_THE PROBLEM_
Locate all lines with the word "typesetting". Copy them.

start

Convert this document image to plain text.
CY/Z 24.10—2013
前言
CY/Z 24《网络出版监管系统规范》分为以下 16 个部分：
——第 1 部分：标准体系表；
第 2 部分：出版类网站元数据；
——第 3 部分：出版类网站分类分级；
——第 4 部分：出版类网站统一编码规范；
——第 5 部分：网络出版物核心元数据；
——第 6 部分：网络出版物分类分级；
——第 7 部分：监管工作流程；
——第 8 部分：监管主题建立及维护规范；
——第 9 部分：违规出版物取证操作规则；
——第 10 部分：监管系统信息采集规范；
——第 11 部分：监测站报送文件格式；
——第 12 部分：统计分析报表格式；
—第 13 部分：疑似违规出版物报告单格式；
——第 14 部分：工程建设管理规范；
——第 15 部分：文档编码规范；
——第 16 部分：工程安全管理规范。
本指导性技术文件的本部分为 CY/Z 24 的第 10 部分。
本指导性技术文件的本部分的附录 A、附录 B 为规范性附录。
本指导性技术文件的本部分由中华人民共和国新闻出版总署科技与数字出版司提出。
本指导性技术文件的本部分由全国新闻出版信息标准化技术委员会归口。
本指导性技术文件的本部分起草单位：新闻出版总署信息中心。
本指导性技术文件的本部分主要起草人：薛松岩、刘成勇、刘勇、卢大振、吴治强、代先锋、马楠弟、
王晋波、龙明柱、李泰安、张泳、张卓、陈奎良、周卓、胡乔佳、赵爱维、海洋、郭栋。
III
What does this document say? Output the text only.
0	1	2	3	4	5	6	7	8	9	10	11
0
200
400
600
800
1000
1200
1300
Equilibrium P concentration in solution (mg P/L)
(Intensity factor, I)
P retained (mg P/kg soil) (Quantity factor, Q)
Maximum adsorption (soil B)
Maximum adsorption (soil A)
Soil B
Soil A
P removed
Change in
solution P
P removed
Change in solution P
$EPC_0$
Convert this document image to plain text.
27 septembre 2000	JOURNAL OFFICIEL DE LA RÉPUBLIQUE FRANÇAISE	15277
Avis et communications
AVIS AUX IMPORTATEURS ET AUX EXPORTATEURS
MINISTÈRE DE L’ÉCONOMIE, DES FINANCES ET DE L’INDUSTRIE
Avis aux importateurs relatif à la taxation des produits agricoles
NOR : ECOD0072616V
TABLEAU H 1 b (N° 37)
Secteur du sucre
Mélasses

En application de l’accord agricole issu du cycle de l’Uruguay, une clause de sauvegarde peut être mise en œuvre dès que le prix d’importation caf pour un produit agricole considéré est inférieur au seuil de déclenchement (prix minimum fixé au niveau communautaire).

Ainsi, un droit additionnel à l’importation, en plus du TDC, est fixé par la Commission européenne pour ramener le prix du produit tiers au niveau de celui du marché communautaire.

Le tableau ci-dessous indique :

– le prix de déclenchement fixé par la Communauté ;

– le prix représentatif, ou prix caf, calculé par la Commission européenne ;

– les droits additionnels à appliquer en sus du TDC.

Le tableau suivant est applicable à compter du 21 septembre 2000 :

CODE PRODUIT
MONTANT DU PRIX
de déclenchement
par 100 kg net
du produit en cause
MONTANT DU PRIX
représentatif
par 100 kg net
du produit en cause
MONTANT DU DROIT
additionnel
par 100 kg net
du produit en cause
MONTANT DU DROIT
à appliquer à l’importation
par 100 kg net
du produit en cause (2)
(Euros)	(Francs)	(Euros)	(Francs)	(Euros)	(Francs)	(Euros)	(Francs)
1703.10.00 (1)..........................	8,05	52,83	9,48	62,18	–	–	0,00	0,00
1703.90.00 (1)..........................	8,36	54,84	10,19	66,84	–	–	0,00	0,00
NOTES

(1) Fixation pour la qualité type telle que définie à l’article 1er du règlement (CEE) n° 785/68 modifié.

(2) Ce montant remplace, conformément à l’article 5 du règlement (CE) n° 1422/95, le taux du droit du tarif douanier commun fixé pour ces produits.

end
start

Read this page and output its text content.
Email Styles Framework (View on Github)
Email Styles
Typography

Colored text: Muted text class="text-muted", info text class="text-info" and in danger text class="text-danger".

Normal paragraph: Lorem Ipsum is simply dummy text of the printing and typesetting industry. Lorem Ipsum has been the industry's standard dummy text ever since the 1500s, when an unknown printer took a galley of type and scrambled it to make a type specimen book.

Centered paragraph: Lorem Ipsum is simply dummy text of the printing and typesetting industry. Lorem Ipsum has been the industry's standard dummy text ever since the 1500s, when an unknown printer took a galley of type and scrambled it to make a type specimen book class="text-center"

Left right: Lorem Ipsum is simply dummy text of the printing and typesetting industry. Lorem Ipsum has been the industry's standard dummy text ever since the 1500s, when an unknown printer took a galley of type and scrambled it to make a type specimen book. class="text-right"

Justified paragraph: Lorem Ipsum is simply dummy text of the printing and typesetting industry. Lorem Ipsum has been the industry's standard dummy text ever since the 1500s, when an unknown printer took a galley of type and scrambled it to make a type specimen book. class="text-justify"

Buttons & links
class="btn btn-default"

end
start

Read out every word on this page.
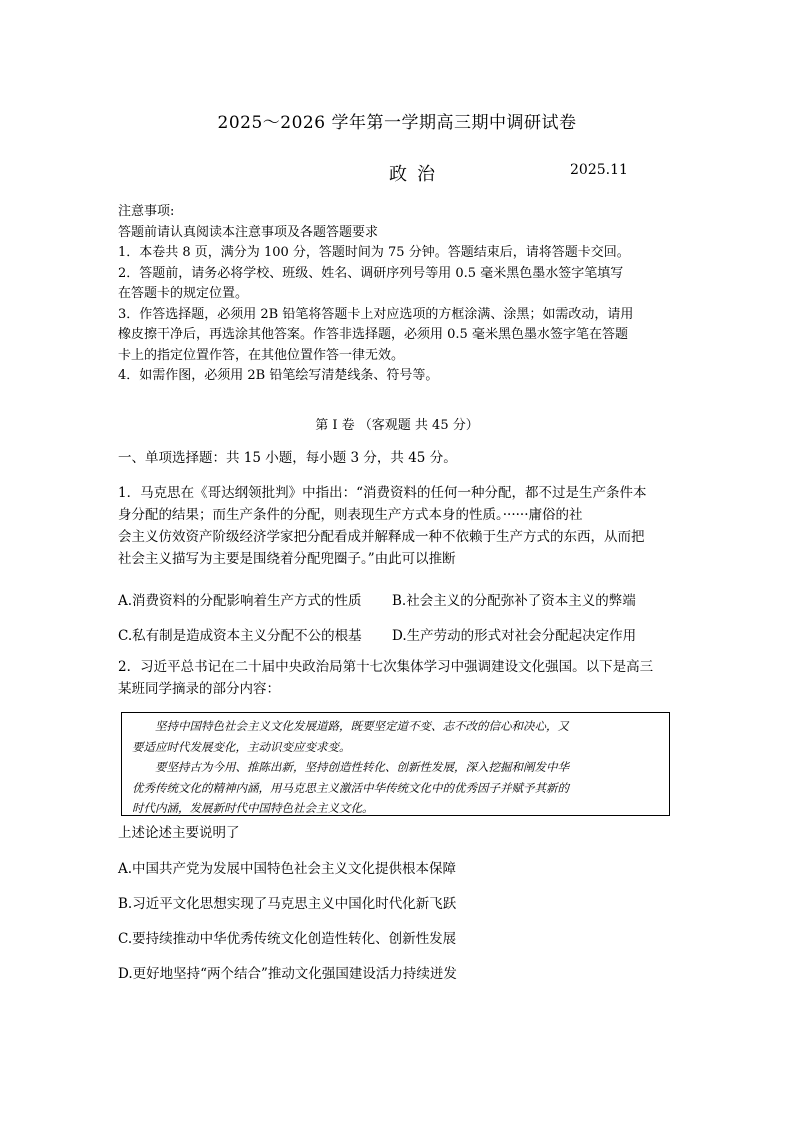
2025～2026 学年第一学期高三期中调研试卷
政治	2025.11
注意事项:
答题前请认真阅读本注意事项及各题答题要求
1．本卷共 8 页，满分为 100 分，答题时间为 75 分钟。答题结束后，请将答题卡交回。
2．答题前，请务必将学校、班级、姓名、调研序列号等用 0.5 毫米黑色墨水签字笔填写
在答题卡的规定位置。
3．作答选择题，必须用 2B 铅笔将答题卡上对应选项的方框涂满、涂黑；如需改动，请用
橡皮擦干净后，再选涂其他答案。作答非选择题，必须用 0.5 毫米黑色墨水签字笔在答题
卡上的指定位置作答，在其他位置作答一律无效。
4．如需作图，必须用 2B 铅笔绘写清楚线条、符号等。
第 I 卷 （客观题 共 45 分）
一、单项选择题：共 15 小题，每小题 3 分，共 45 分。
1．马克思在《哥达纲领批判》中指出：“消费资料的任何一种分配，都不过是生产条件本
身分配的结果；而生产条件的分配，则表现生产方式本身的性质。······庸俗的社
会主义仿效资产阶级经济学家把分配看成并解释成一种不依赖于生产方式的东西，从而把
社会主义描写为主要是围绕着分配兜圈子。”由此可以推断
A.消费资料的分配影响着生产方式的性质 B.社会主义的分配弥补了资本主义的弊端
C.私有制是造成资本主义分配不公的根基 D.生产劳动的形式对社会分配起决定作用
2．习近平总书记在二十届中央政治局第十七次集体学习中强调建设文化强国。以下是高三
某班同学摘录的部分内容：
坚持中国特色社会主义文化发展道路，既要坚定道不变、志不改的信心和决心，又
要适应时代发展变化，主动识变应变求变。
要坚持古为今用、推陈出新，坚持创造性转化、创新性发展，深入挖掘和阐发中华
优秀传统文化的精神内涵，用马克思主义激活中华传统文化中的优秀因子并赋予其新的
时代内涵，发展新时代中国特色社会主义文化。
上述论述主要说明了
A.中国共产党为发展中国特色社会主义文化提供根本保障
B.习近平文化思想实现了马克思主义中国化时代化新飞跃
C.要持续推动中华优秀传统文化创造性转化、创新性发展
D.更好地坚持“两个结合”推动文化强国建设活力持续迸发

end

_WRITTEN RESPONSE_
Normal paragraph: Lorem Ipsum is simply dummy text of the printing and typesetting industry. Lorem Ipsum has been the industry's standard dummy text ever since the 1500s, when an unknown printer took a galley of type and scrambled it to make a type specimen book.
Centered paragraph: Lorem Ipsum is simply dummy text of the printing and typesetting industry. Lorem Ipsum has been the industry's standard dummy text ever since the 1500s, when an unknown printer took a galley of type and scrambled it to make a type specimen book class="text-center"
Left right: Lorem Ipsum is simply dummy text of the printing and typesetting industry. Lorem Ipsum has been the industry's standard dummy text ever since the 1500s, when an unknown printer took a galley of type and scrambled it to make a type specimen book. class="text-right"
Justified paragraph: Lorem Ipsum is simply dummy text of the printing and typesetting industry. Lorem Ipsum has been the industry's standard dummy text ever since the 1500s, when an unknown printer took a galley of type and scrambled it to make a type specimen book. class="text-justify"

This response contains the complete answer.